TASK REQUIREMENTS: Report all lines holding "temperature".

>>>

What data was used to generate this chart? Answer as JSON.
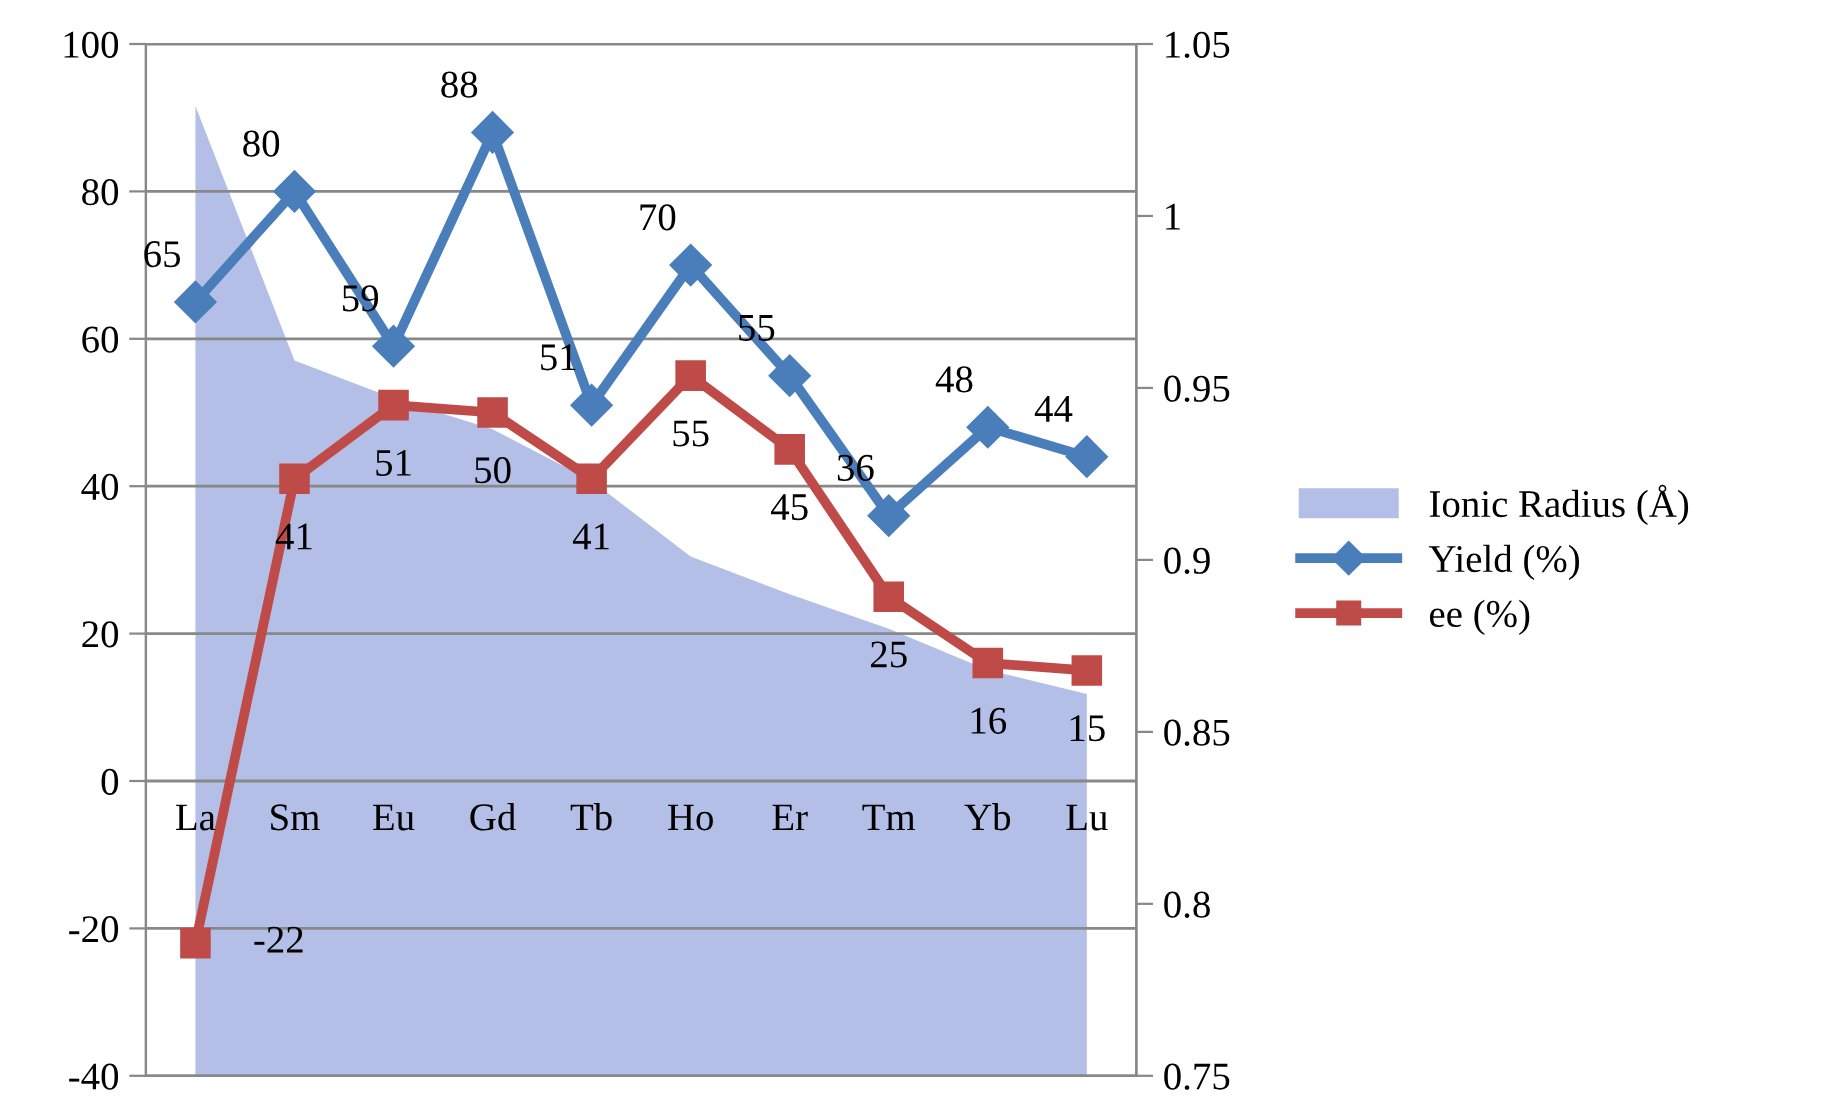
{
  "chart_data": {
    "type": "line",
    "categories": [
      "La",
      "Sm",
      "Eu",
      "Gd",
      "Tb",
      "Ho",
      "Er",
      "Tm",
      "Yb",
      "Lu"
    ],
    "series": [
      {
        "name": "Ionic Radius (Å)",
        "type": "area",
        "axis": "y2",
        "color": "#b3bfe6",
        "values": [
          1.032,
          0.958,
          0.947,
          0.938,
          0.923,
          0.901,
          0.89,
          0.88,
          0.868,
          0.861
        ]
      },
      {
        "name": "Yield (%)",
        "color": "#4a7ebb",
        "marker": "diamond",
        "values": [
          65,
          80,
          59,
          88,
          51,
          70,
          55,
          36,
          48,
          44
        ],
        "value_labels": [
          "65",
          "80",
          "59",
          "88",
          "51",
          "70",
          "55",
          "36",
          "48",
          "44"
        ]
      },
      {
        "name": "ee (%)",
        "color": "#be4b48",
        "marker": "square",
        "values": [
          -22,
          41,
          51,
          50,
          41,
          55,
          45,
          25,
          16,
          15
        ],
        "value_labels": [
          "-22",
          "41",
          "51",
          "50",
          "41",
          "55",
          "45",
          "25",
          "16",
          "15"
        ]
      }
    ],
    "ylim": [
      -40,
      100
    ],
    "yticks": [
      -40,
      -20,
      0,
      20,
      40,
      60,
      80,
      100
    ],
    "y2lim": [
      0.75,
      1.05
    ],
    "y2ticks": [
      0.75,
      0.8,
      0.85,
      0.9,
      0.95,
      1,
      1.05
    ],
    "grid": "y",
    "legend": "right",
    "line_style": "solid"
  }
}
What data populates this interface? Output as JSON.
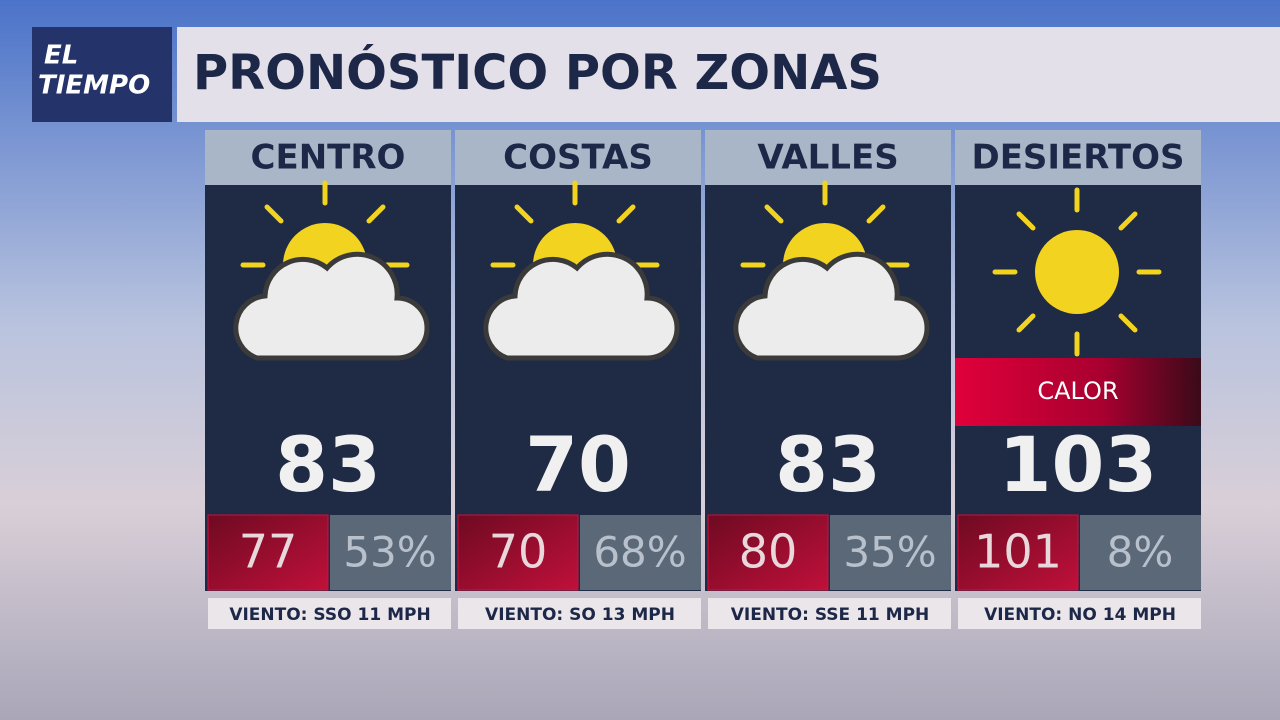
{
  "header": {
    "logo": [
      "EL",
      "TIEMPO"
    ],
    "title": "PRONÓSTICO POR ZONAS"
  },
  "zones": [
    {
      "name": "CENTRO",
      "temperature": "83",
      "feels_like": "77",
      "humidity": "53%",
      "wind": "VIENTO: SSO 11 MPH"
    },
    {
      "name": "COSTAS",
      "temperature": "70",
      "feels_like": "70",
      "humidity": "68%",
      "wind": "VIENTO: SO 13 MPH"
    },
    {
      "name": "VALLES",
      "temperature": "83",
      "feels_like": "80",
      "humidity": "35%",
      "wind": "VIENTO: SSE 11 MPH"
    },
    {
      "name": "DESIERTOS",
      "alert": "CALOR",
      "temperature": "103",
      "feels_like": "101",
      "humidity": "8%",
      "wind": "VIENTO: NO 14 MPH"
    }
  ]
}
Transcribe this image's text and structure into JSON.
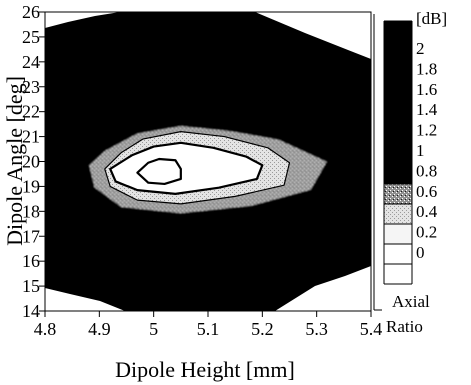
{
  "chart_data": {
    "type": "heatmap",
    "title": "",
    "xlabel": "Dipole Height [mm]",
    "ylabel": "Dipole Angle [deg]",
    "xlim": [
      4.8,
      5.4
    ],
    "ylim": [
      14,
      26
    ],
    "x_ticks": [
      "4.8",
      "4.9",
      "5",
      "5.1",
      "5.2",
      "5.3",
      "5.4"
    ],
    "y_ticks": [
      "14",
      "15",
      "16",
      "17",
      "18",
      "19",
      "20",
      "21",
      "22",
      "23",
      "24",
      "25",
      "26"
    ],
    "colorbar": {
      "unit": "[dB]",
      "title_line1": "Axial",
      "title_line2": "Ratio",
      "labels": [
        "2",
        "1.8",
        "1.6",
        "1.4",
        "1.2",
        "1",
        "0.8",
        "0.6",
        "0.4",
        "0.2",
        "0"
      ],
      "levels": [
        {
          "range": [
            0,
            0.2
          ],
          "color": "#ffffff"
        },
        {
          "range": [
            0.2,
            0.4
          ],
          "color": "#f5f5f5"
        },
        {
          "range": [
            0.4,
            0.6
          ],
          "color": "#cfcfcf"
        },
        {
          "range": [
            0.6,
            0.8
          ],
          "color": "#8a8a8a"
        },
        {
          "range": [
            0.8,
            2.0
          ],
          "color": "#000000"
        }
      ]
    },
    "contours": [
      {
        "level": 0.8,
        "fill": "#8a8a8a",
        "points": [
          [
            4.88,
            19.85
          ],
          [
            4.91,
            20.45
          ],
          [
            4.97,
            21.15
          ],
          [
            5.05,
            21.45
          ],
          [
            5.14,
            21.25
          ],
          [
            5.23,
            20.9
          ],
          [
            5.32,
            20.0
          ],
          [
            5.29,
            18.85
          ],
          [
            5.18,
            18.2
          ],
          [
            5.05,
            17.9
          ],
          [
            4.94,
            18.15
          ],
          [
            4.89,
            18.95
          ]
        ]
      },
      {
        "level": 0.6,
        "fill": "#cfcfcf",
        "points": [
          [
            4.91,
            19.7
          ],
          [
            4.94,
            20.35
          ],
          [
            4.98,
            20.9
          ],
          [
            5.05,
            21.2
          ],
          [
            5.13,
            21.0
          ],
          [
            5.21,
            20.55
          ],
          [
            5.25,
            19.95
          ],
          [
            5.24,
            19.05
          ],
          [
            5.15,
            18.6
          ],
          [
            5.05,
            18.3
          ],
          [
            4.97,
            18.45
          ],
          [
            4.92,
            19.0
          ]
        ]
      },
      {
        "level": 0.4,
        "fill": "#ffffff",
        "points": [
          [
            4.92,
            19.7
          ],
          [
            4.96,
            20.25
          ],
          [
            5.0,
            20.6
          ],
          [
            5.05,
            20.75
          ],
          [
            5.11,
            20.55
          ],
          [
            5.17,
            20.2
          ],
          [
            5.2,
            19.85
          ],
          [
            5.19,
            19.3
          ],
          [
            5.12,
            18.95
          ],
          [
            5.04,
            18.7
          ],
          [
            4.97,
            18.85
          ],
          [
            4.93,
            19.2
          ]
        ]
      },
      {
        "level": 0.2,
        "fill": "#ffffff",
        "points": [
          [
            4.97,
            19.55
          ],
          [
            4.99,
            19.95
          ],
          [
            5.01,
            20.1
          ],
          [
            5.04,
            20.05
          ],
          [
            5.05,
            19.7
          ],
          [
            5.05,
            19.3
          ],
          [
            5.02,
            19.1
          ],
          [
            4.99,
            19.15
          ]
        ]
      }
    ]
  }
}
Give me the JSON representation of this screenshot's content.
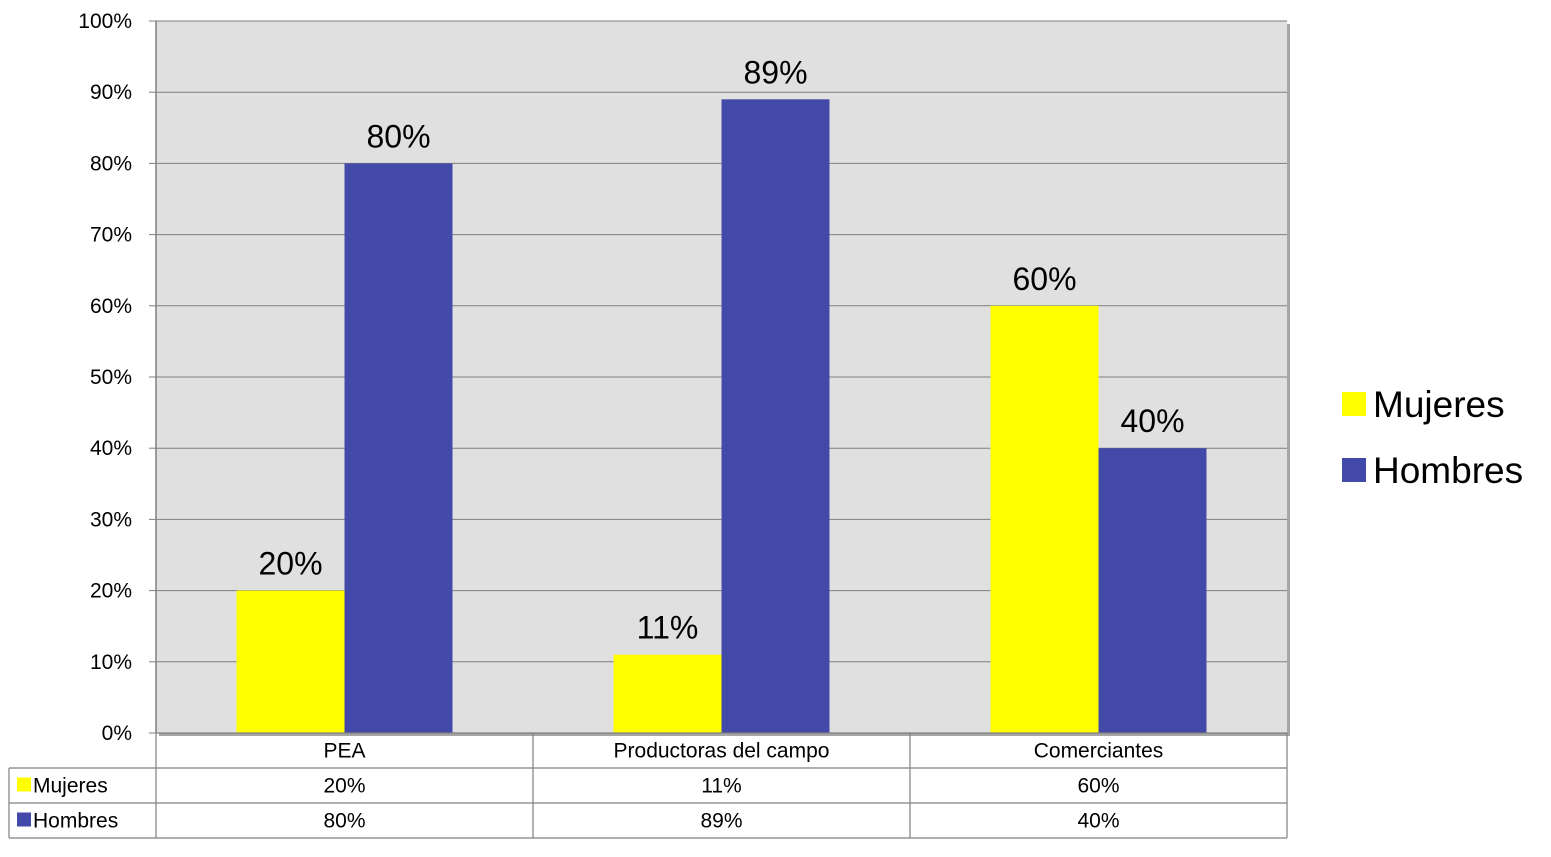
{
  "chart_data": {
    "type": "bar",
    "categories": [
      "PEA",
      "Productoras del campo",
      "Comerciantes"
    ],
    "series": [
      {
        "name": "Mujeres",
        "values": [
          20,
          11,
          60
        ],
        "labels": [
          "20%",
          "11%",
          "60%"
        ],
        "color": "#FFFF00"
      },
      {
        "name": "Hombres",
        "values": [
          80,
          89,
          40
        ],
        "labels": [
          "80%",
          "89%",
          "40%"
        ],
        "color": "#4349A8"
      }
    ],
    "ylim": [
      0,
      100
    ],
    "yticks": [
      0,
      10,
      20,
      30,
      40,
      50,
      60,
      70,
      80,
      90,
      100
    ],
    "ytick_labels": [
      "0%",
      "10%",
      "20%",
      "30%",
      "40%",
      "50%",
      "60%",
      "70%",
      "80%",
      "90%",
      "100%"
    ],
    "grid": true,
    "legend_position": "right",
    "data_table": true,
    "plot_background": "#E0E0E0"
  }
}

<<<

THE OUTPUT:
      "temperature": "83",
      "temperature": "70",
      "temperature": "83",
      "temperature": "103",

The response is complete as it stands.